_Problem to work on_
Reproduce each of the following lines verbatim, preserving every character, space, and line break.

_Data to use_

++++

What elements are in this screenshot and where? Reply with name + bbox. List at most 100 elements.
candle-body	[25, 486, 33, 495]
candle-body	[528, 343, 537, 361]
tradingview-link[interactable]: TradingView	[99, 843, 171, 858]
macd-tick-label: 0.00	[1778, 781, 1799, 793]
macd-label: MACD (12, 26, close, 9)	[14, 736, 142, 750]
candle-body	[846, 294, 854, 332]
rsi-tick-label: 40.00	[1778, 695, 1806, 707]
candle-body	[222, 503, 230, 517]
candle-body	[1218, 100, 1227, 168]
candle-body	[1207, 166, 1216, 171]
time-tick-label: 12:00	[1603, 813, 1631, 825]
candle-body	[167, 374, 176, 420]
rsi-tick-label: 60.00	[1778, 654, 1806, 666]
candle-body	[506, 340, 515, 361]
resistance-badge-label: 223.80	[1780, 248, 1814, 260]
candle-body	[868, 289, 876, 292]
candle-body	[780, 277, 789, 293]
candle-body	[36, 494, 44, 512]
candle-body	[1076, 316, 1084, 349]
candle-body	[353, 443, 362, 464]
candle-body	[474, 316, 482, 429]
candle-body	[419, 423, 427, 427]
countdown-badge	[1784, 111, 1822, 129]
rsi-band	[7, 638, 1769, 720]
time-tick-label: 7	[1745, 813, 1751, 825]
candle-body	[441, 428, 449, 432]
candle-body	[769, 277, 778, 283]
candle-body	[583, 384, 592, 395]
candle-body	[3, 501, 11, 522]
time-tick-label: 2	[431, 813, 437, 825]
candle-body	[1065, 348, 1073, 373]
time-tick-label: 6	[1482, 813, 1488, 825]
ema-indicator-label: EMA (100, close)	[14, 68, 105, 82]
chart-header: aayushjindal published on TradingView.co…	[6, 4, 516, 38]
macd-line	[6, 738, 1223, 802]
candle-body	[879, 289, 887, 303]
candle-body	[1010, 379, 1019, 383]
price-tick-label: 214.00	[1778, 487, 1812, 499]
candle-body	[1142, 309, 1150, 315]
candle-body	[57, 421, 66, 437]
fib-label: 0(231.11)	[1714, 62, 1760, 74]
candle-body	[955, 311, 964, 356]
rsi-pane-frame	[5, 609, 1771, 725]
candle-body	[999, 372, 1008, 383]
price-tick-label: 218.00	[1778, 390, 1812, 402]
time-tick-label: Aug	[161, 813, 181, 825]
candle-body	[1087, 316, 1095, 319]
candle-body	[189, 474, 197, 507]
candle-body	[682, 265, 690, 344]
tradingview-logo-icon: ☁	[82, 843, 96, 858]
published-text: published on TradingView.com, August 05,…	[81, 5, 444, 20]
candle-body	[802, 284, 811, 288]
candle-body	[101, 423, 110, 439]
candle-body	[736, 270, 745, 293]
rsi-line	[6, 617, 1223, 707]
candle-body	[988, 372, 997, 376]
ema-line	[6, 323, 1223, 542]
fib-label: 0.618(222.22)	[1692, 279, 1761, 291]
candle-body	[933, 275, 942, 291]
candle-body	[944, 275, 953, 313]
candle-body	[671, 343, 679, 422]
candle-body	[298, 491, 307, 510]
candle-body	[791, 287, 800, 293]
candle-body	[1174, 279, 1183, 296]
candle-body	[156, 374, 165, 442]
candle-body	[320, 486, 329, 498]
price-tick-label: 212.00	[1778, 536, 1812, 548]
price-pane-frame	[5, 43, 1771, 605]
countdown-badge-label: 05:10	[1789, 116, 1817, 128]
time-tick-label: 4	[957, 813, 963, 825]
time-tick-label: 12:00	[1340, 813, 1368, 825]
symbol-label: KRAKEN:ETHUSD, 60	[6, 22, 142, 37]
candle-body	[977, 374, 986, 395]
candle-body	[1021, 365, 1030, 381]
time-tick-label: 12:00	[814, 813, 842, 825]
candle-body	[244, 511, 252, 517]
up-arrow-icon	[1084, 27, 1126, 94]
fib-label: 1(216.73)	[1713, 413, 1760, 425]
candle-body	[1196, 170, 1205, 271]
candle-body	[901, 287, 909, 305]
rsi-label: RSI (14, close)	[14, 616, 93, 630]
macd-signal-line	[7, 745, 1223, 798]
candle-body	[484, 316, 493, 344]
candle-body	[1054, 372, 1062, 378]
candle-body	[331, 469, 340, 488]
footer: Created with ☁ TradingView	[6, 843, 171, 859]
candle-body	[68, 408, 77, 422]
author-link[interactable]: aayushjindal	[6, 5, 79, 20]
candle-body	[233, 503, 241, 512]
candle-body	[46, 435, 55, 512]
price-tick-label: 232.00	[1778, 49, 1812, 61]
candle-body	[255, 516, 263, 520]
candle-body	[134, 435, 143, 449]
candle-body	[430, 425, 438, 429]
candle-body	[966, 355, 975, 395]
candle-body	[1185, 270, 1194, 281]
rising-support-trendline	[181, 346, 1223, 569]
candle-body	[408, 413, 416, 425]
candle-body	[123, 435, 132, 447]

++++

_Result for this task_
What elements are in this screenshot and where? Reply with name + bbox. List at most 100 elements.
candle-body	[25, 486, 33, 495]
candle-body	[528, 343, 537, 361]
tradingview-link[interactable]: TradingView	[99, 843, 171, 858]
macd-tick-label: 0.00	[1778, 781, 1799, 793]
macd-label: MACD (12, 26, close, 9)	[14, 736, 142, 750]
candle-body	[846, 294, 854, 332]
rsi-tick-label: 40.00	[1778, 695, 1806, 707]
candle-body	[222, 503, 230, 517]
candle-body	[1218, 100, 1227, 168]
candle-body	[1207, 166, 1216, 171]
time-tick-label: 12:00	[1603, 813, 1631, 825]
candle-body	[167, 374, 176, 420]
rsi-tick-label: 60.00	[1778, 654, 1806, 666]
candle-body	[506, 340, 515, 361]
resistance-badge-label: 223.80	[1780, 248, 1814, 260]
candle-body	[868, 289, 876, 292]
candle-body	[780, 277, 789, 293]
candle-body	[36, 494, 44, 512]
candle-body	[1076, 316, 1084, 349]
candle-body	[353, 443, 362, 464]
candle-body	[474, 316, 482, 429]
candle-body	[419, 423, 427, 427]
countdown-badge	[1784, 111, 1822, 129]
rsi-band	[7, 638, 1769, 720]
time-tick-label: 7	[1745, 813, 1751, 825]
candle-body	[441, 428, 449, 432]
candle-body	[769, 277, 778, 283]
candle-body	[583, 384, 592, 395]
candle-body	[3, 501, 11, 522]
time-tick-label: 2	[431, 813, 437, 825]
candle-body	[1065, 348, 1073, 373]
time-tick-label: 6	[1482, 813, 1488, 825]
ema-indicator-label: EMA (100, close)	[14, 68, 105, 82]
chart-header: aayushjindal published on TradingView.co…	[6, 4, 516, 38]
macd-line	[6, 738, 1223, 802]
candle-body	[879, 289, 887, 303]
candle-body	[1010, 379, 1019, 383]
price-tick-label: 214.00	[1778, 487, 1812, 499]
candle-body	[1142, 309, 1150, 315]
candle-body	[57, 421, 66, 437]
fib-label: 0(231.11)	[1714, 62, 1760, 74]
candle-body	[955, 311, 964, 356]
rsi-pane-frame	[5, 609, 1771, 725]
candle-body	[999, 372, 1008, 383]
price-tick-label: 218.00	[1778, 390, 1812, 402]
time-tick-label: Aug	[161, 813, 181, 825]
candle-body	[1087, 316, 1095, 319]
candle-body	[189, 474, 197, 507]
candle-body	[682, 265, 690, 344]
tradingview-logo-icon: ☁	[82, 843, 96, 858]
published-text: published on TradingView.com, August 05,…	[81, 5, 444, 20]
candle-body	[802, 284, 811, 288]
candle-body	[101, 423, 110, 439]
candle-body	[736, 270, 745, 293]
rsi-line	[6, 617, 1223, 707]
candle-body	[988, 372, 997, 376]
ema-line	[6, 323, 1223, 542]
fib-label: 0.618(222.22)	[1692, 279, 1761, 291]
candle-body	[933, 275, 942, 291]
candle-body	[944, 275, 953, 313]
candle-body	[671, 343, 679, 422]
candle-body	[298, 491, 307, 510]
candle-body	[791, 287, 800, 293]
candle-body	[1174, 279, 1183, 296]
candle-body	[156, 374, 165, 442]
candle-body	[320, 486, 329, 498]
price-tick-label: 212.00	[1778, 536, 1812, 548]
price-pane-frame	[5, 43, 1771, 605]
countdown-badge-label: 05:10	[1789, 116, 1817, 128]
time-tick-label: 4	[957, 813, 963, 825]
time-tick-label: 12:00	[1340, 813, 1368, 825]
symbol-label: KRAKEN:ETHUSD, 60	[6, 22, 142, 37]
candle-body	[977, 374, 986, 395]
candle-body	[1021, 365, 1030, 381]
time-tick-label: 12:00	[814, 813, 842, 825]
candle-body	[244, 511, 252, 517]
up-arrow-icon	[1084, 27, 1126, 94]
fib-label: 1(216.73)	[1713, 413, 1760, 425]
candle-body	[1196, 170, 1205, 271]
candle-body	[901, 287, 909, 305]
rsi-label: RSI (14, close)	[14, 616, 93, 630]
macd-signal-line	[7, 745, 1223, 798]
candle-body	[484, 316, 493, 344]
candle-body	[1054, 372, 1062, 378]
candle-body	[331, 469, 340, 488]
footer: Created with ☁ TradingView	[6, 843, 171, 859]
candle-body	[68, 408, 77, 422]
author-link[interactable]: aayushjindal	[6, 5, 79, 20]
candle-body	[233, 503, 241, 512]
candle-body	[46, 435, 55, 512]
price-tick-label: 232.00	[1778, 49, 1812, 61]
candle-body	[255, 516, 263, 520]
candle-body	[134, 435, 143, 449]
candle-body	[430, 425, 438, 429]
candle-body	[966, 355, 975, 395]
candle-body	[1185, 270, 1194, 281]
rising-support-trendline	[181, 346, 1223, 569]
candle-body	[408, 413, 416, 425]
candle-body	[123, 435, 132, 447]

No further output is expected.